■ **Description of the task**: Carry on the passage below about separating information from presentation on the web, beginning right after its final sentence.

■ **Selected passage**:
━━━━━━

A long time ago, I remember having a conversation with Tantek Celic about how RSS/tags/etc have started to form a loose taxonomy of information. Tantek calls it the semantic web with a lowercase s. The reason this has so much momentum is because it's a grassroots effort. Instead of creating a taxonomy the way a librarian would (top down), each person decides how to tag information, and tags tend to coalesce. He later joined Technorati, which just shows how strongly he holds these convictions.
Nowadays, there's a lot of talk about Web 2.0, web mashups, AJAX, etc., which in my mind are all facets of the same phenomenon: that information and presentation are being separated in ways that allow for novel forms of reuse.
To some extent, this is closely related to service-oriented architectures, except that saying SOA makes it sound like you wear button down shirts, work at a large company with lots of consultants and so forth. Saying "web mashup" sounds like.. well.. the opposite.
Until the recent popularity of AJAX, the architecture of HTML-based Web apps and Flash/Flex based applications was quite different. In old school HTML-based apps, the controller logic and most of the presentation logic resides on the server, and feeds relatively dumb content down to the browser, which means that all the plumbing between the presentation and the back end services was all done behind a curtain.

━━━━━━

■ **Entries shown**:
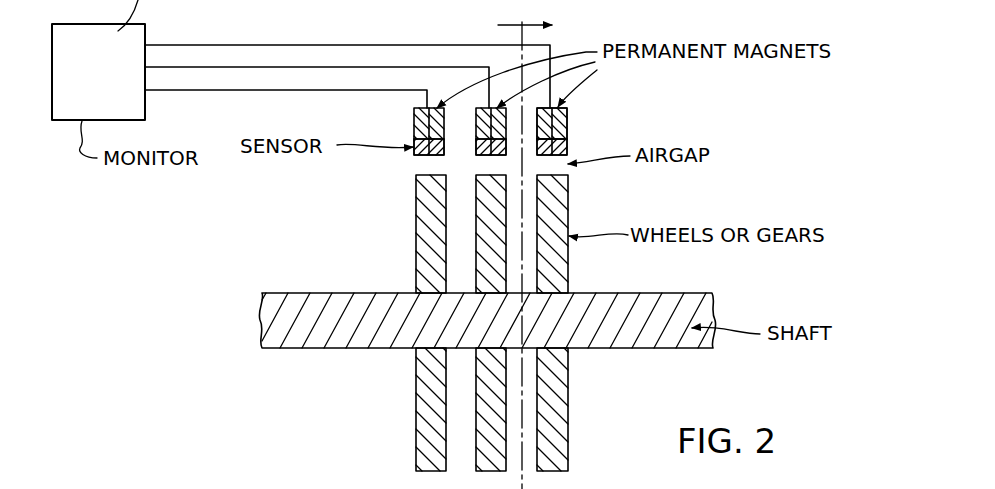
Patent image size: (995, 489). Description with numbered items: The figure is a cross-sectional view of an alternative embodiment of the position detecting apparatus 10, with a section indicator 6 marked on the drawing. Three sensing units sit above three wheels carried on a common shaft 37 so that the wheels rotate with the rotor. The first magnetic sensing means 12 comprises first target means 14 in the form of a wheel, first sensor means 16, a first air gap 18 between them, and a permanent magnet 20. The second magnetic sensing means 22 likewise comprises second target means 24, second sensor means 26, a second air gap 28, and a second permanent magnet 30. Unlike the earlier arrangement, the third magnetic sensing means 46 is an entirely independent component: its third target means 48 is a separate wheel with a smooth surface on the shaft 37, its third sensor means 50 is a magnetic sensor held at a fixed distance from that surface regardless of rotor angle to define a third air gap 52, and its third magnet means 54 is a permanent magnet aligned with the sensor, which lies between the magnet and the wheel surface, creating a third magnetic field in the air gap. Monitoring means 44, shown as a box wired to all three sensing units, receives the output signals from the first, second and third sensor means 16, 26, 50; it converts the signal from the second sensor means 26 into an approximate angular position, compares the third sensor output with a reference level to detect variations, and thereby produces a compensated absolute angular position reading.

━━━━━━

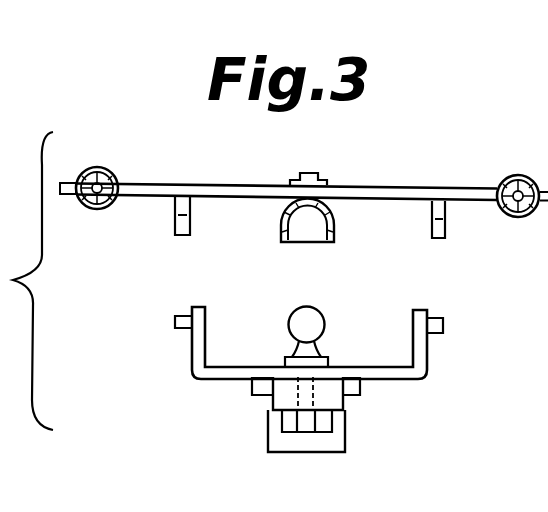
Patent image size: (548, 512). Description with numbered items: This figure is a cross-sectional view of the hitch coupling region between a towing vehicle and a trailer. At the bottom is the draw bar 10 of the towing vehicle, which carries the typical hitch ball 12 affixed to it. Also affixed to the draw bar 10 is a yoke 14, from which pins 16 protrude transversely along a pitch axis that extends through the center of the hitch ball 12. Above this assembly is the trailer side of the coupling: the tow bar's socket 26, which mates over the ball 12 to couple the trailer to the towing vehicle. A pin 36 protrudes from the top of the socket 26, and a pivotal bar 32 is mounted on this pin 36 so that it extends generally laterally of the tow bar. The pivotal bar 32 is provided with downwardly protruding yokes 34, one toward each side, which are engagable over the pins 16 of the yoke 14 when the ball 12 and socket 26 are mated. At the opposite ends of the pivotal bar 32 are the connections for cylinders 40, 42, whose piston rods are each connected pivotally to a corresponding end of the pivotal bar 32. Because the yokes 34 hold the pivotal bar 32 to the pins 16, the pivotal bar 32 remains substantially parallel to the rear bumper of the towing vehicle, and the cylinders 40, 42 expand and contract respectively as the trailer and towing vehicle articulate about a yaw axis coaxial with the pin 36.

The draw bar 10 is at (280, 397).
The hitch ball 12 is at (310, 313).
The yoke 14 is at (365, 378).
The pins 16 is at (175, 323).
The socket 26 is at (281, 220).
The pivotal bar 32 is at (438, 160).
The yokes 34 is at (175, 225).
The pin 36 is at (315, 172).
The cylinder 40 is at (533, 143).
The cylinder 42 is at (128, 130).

━━━━━━

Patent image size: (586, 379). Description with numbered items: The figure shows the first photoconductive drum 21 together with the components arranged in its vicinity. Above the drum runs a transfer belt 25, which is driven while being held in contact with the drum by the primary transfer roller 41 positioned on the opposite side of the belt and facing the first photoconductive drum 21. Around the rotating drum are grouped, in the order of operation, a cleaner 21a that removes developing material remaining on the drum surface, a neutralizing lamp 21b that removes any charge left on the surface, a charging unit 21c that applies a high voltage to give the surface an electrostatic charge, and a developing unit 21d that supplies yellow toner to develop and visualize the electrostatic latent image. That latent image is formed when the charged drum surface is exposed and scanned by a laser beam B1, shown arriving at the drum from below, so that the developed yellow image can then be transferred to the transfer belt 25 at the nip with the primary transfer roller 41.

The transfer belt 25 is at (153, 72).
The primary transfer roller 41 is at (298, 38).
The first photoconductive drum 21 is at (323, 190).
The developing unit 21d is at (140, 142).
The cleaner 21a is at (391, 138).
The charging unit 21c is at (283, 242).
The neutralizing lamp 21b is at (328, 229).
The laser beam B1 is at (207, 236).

━━━━━━

■ **Answer to this exercise**:
Now, with AJAX-based apps, the client makes service requests and assembles presentation on the client machine, which is exactly what Flex/Flash-based apps do, and is one of the drivers behind Web remixing, as Jonathan Boutelle pointed out recently.
What would be nice to see at this point is a set of least common denominator interchange formats for common types of data and operations. Will this ever happen? Hard to say. Unlike with tagging, which is driven by the masses, APIs are driven by a few companies. The Flickr API is different from the smugmug API. What would cause that to change?
I think the only way this could change is through grassroots efforts, but I can't quite picture how that would evolve. Perhaps some guerilla projects by people to write adapters between APIs? The FOAF project is one example of a group trying to standardize how information is represented, although I can't tell how much progress they have made.
In any case, at the risk of stating the obvious, all this is great for RIAs. The trend of increasing separation between front end presentation behavior and back end services allows RIAs to get in the mix. Applications like Paul Neave's excellent Flash Earth wouldn't be possible without it.